[Recorded data]

========================================================================

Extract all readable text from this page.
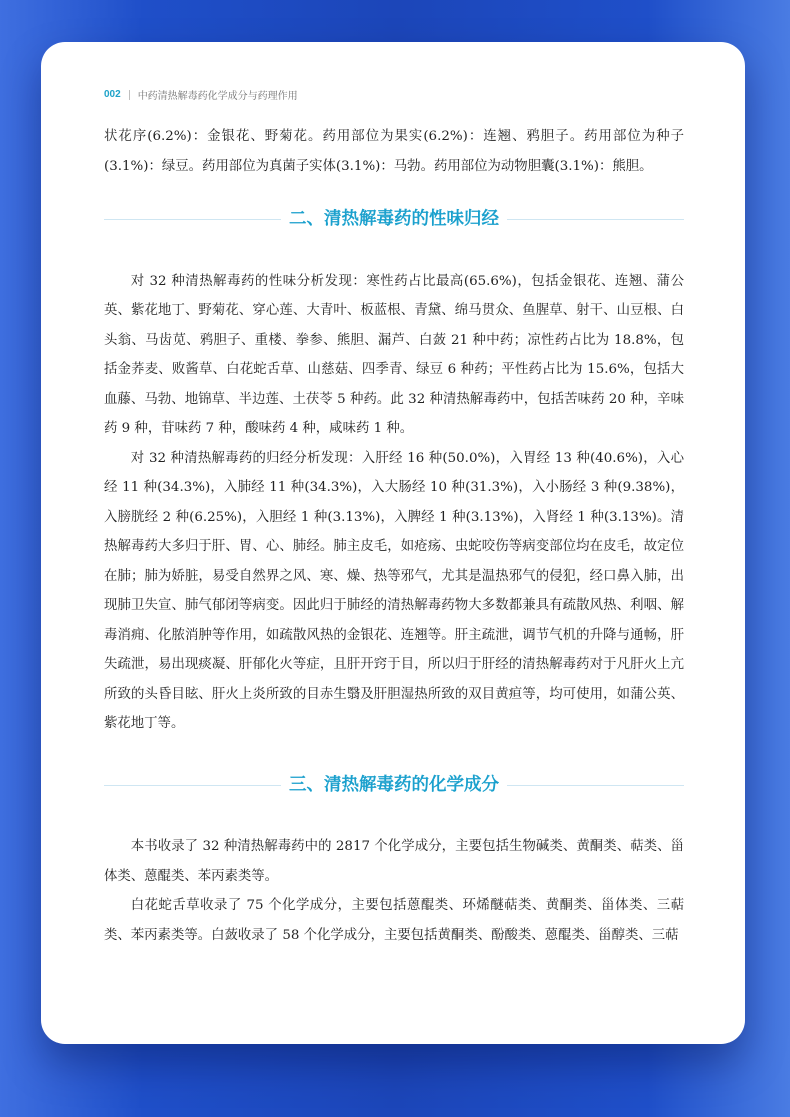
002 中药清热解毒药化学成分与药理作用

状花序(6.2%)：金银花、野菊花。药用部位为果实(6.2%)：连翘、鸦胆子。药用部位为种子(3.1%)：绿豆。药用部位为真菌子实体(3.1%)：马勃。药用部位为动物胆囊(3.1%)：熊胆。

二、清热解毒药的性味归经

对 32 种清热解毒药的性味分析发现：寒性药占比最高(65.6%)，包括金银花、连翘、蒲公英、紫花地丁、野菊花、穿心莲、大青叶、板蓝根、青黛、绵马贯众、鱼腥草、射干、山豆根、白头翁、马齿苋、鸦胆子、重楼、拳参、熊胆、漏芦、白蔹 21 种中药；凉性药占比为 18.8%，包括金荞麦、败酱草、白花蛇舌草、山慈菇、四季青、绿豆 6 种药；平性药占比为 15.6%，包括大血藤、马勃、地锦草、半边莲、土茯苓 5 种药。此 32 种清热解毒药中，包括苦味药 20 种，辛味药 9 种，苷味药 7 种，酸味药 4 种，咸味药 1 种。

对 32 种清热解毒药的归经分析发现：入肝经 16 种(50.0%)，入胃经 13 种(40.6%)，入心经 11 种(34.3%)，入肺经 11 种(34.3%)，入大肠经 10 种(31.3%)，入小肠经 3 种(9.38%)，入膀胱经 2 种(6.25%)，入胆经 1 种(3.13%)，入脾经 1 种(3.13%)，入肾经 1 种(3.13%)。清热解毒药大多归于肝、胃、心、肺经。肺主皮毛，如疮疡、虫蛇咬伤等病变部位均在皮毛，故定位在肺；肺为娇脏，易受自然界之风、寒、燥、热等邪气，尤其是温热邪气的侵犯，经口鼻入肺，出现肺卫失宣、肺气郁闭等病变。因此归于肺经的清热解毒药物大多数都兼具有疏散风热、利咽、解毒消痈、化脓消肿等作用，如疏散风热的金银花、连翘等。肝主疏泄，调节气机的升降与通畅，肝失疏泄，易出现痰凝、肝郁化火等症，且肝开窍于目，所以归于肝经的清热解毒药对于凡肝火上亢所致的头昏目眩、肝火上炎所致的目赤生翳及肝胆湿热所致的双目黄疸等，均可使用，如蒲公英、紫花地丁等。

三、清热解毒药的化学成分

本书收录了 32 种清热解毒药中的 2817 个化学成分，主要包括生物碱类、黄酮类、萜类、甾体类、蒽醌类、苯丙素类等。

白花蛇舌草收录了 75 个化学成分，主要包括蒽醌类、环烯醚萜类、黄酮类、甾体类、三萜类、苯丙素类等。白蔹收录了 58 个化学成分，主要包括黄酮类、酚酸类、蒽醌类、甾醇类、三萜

========================================================================

[PROBLEM REQUIREMENTS] Repeat the material above word for word, please, apart from its images.

[EXERCISE ANSWER]
Extract all readable text from this page.
002 中药清热解毒药化学成分与药理作用

状花序(6.2%)：金银花、野菊花。药用部位为果实(6.2%)：连翘、鸦胆子。药用部位为种子(3.1%)：绿豆。药用部位为真菌子实体(3.1%)：马勃。药用部位为动物胆囊(3.1%)：熊胆。

二、清热解毒药的性味归经

对 32 种清热解毒药的性味分析发现：寒性药占比最高(65.6%)，包括金银花、连翘、蒲公英、紫花地丁、野菊花、穿心莲、大青叶、板蓝根、青黛、绵马贯众、鱼腥草、射干、山豆根、白头翁、马齿苋、鸦胆子、重楼、拳参、熊胆、漏芦、白蔹 21 种中药；凉性药占比为 18.8%，包括金荞麦、败酱草、白花蛇舌草、山慈菇、四季青、绿豆 6 种药；平性药占比为 15.6%，包括大血藤、马勃、地锦草、半边莲、土茯苓 5 种药。此 32 种清热解毒药中，包括苦味药 20 种，辛味药 9 种，苷味药 7 种，酸味药 4 种，咸味药 1 种。

对 32 种清热解毒药的归经分析发现：入肝经 16 种(50.0%)，入胃经 13 种(40.6%)，入心经 11 种(34.3%)，入肺经 11 种(34.3%)，入大肠经 10 种(31.3%)，入小肠经 3 种(9.38%)，入膀胱经 2 种(6.25%)，入胆经 1 种(3.13%)，入脾经 1 种(3.13%)，入肾经 1 种(3.13%)。清热解毒药大多归于肝、胃、心、肺经。肺主皮毛，如疮疡、虫蛇咬伤等病变部位均在皮毛，故定位在肺；肺为娇脏，易受自然界之风、寒、燥、热等邪气，尤其是温热邪气的侵犯，经口鼻入肺，出现肺卫失宣、肺气郁闭等病变。因此归于肺经的清热解毒药物大多数都兼具有疏散风热、利咽、解毒消痈、化脓消肿等作用，如疏散风热的金银花、连翘等。肝主疏泄，调节气机的升降与通畅，肝失疏泄，易出现痰凝、肝郁化火等症，且肝开窍于目，所以归于肝经的清热解毒药对于凡肝火上亢所致的头昏目眩、肝火上炎所致的目赤生翳及肝胆湿热所致的双目黄疸等，均可使用，如蒲公英、紫花地丁等。

三、清热解毒药的化学成分

本书收录了 32 种清热解毒药中的 2817 个化学成分，主要包括生物碱类、黄酮类、萜类、甾体类、蒽醌类、苯丙素类等。

白花蛇舌草收录了 75 个化学成分，主要包括蒽醌类、环烯醚萜类、黄酮类、甾体类、三萜类、苯丙素类等。白蔹收录了 58 个化学成分，主要包括黄酮类、酚酸类、蒽醌类、甾醇类、三萜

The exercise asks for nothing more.